**CONSIGNES**:
1. Répondez à ces questions sur le texte fourni, en vous limitant à ce qu'il indique :
(a) Dans quel groupe du Sénat le sénateur s'inscrit-il ?
(b) Qui préside la Commission des Affaires étrangères, de la Défense et des Forces armées ?
(c) Comment les membres de la commission adoptent-ils son rapport ?
2. Reformulez s'il vous plaît sous forme de liste le paragraphe du texte fourni qui commence par « Malgré l'esprit de vindicte », en gardant ses faits principaux.

**TEXTE FOURNI**:
>>>>

Malgré l’esprit de vindicte du groupe socialiste au Sénat, ce travail de sénateur lui plaît beaucoup pour deux raisons. D’une part, en raison d’un rapport au temps différent de celui du Palais Bourbon : « On a le temps d’y travailler les sujets de fond, à l’abri des micros et des caméras » ; d’autre part, en raison de l’extraordinaire richesse de la bibliothèque. Il s’inscrit dans le groupe du Rassemblement démocratique et social européen (RDSE) dans lequel se retrouvent des radicaux de gauche et des personnalités atypiques. Il contribue à en rédiger les statuts d’autant moins contraignants (liberté de vote et d’expression) qu’il « n’entend pas renoncer à son positionnement républicain ». Inscrit à la Commission des Affaires étrangères, de la Défense et des Forces armées présidée par Jocelyn de Rohan (un ancien de la « promo Stendhal »), il en devient l’un des vice-présidents et se voit confier un rapport sur le « désarmement, lutte contre la prolifération nucléaire et la sécurité en France » qui l’occupe beaucoup en 2009 dans la perspective de la Conférence d’examen du traité sur la non-prolifération qui se tient tous les cinq ans. Il effectue donc de nombreux voyages, perfectionne sa culture nucléaire. Son rapport est adopté à l’unanimité des membres de la commission et à la quasi-unanimité des sénateurs. Parallèlement, il effectue de nombreuses missions d’études en Afrique, Inde, Pakistan, etc.

<<<<

**DONNÉES FOURNIES**:
>>>>

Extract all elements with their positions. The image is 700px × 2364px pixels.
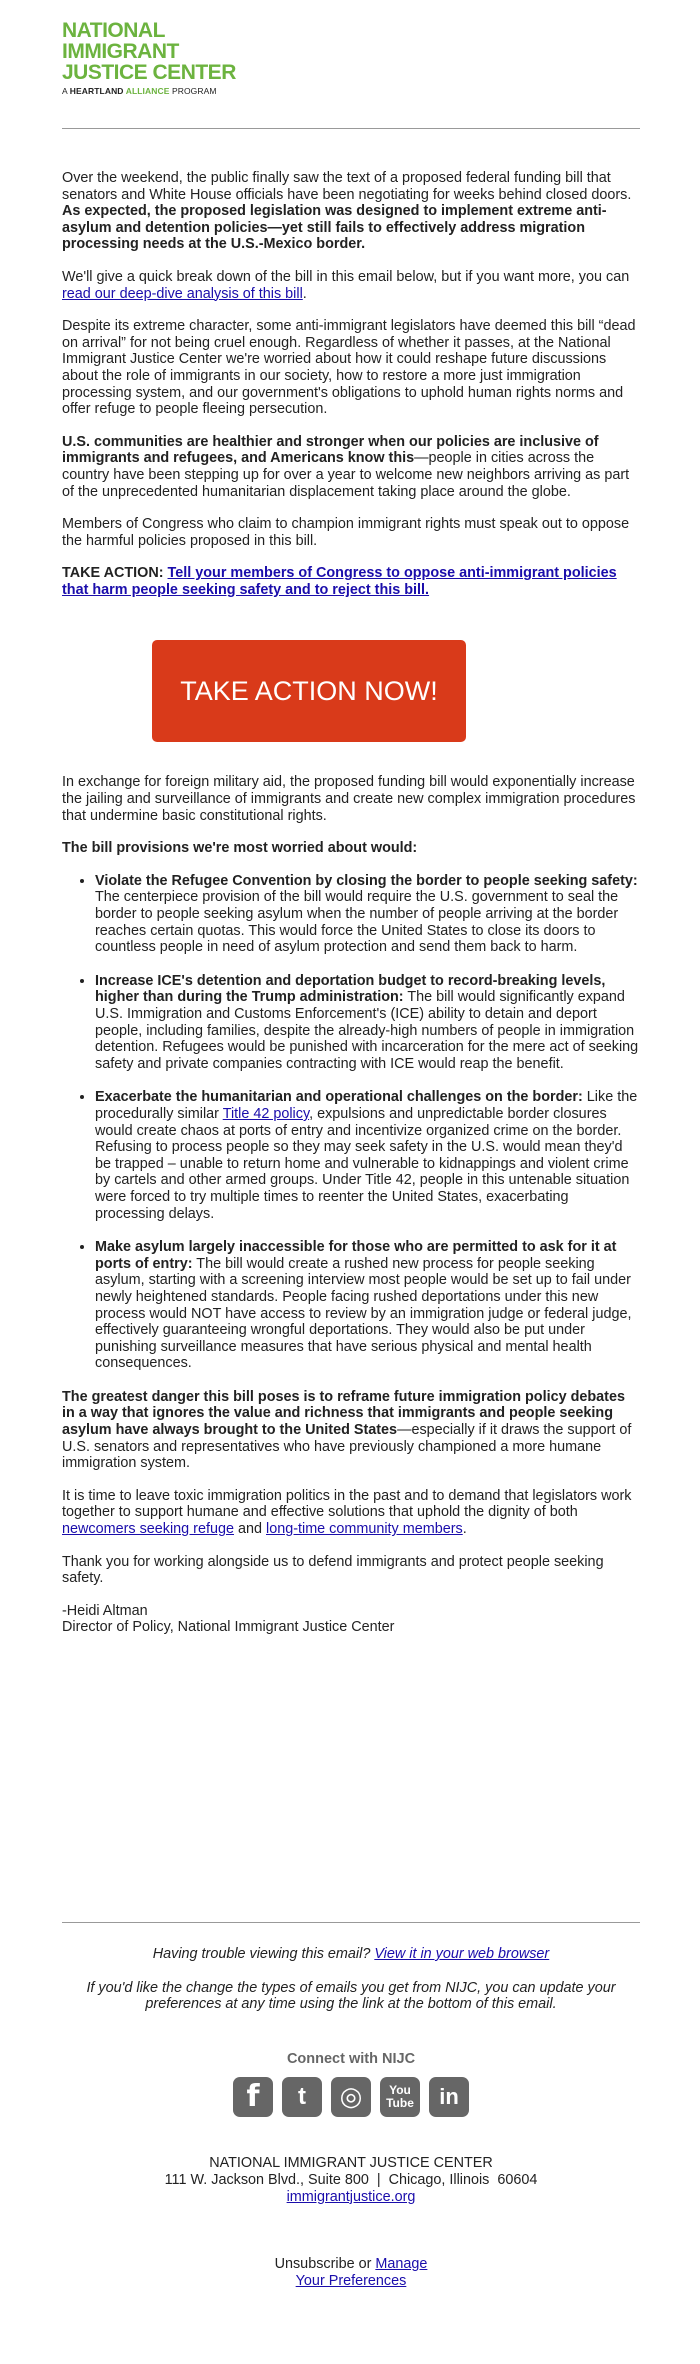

<<<<

**RÉPONSES ATTENDUES**:
1.
(a) Dans le groupe du Rassemblement démocratique et social européen (RDSE).
(b) Jocelyn de Rohan.
(c) À l'unanimité.

2.
- Malgré l'esprit de vindicte du groupe socialiste, le travail de sénateur lui plaît pour deux raisons : un rapport au temps qui permet de travailler les sujets de fond à l'abri des micros et des caméras, et la grande richesse de la bibliothèque.
- Il s'inscrit au groupe du Rassemblement démocratique et social européen (RDSE), qui réunit des radicaux de gauche et des personnalités atypiques.
- Il contribue à rédiger les statuts peu contraignants du groupe (liberté de vote et d'expression).
- Membre de la Commission des Affaires étrangères, de la Défense et des Forces armées, présidée par Jocelyn de Rohan, il en devient l'un des vice-présidents.
- On lui confie un rapport sur le désarmement, la lutte contre la prolifération nucléaire et la sécurité en France, qui l'occupe beaucoup en 2009 en vue de la Conférence d'examen du traité sur la non-prolifération.
- Il voyage beaucoup et perfectionne sa culture nucléaire.
- Son rapport est adopté à l'unanimité de la commission et à la quasi-unanimité des sénateurs.
- Il mène aussi de nombreuses missions d'études en Afrique, en Inde, au Pakistan, etc.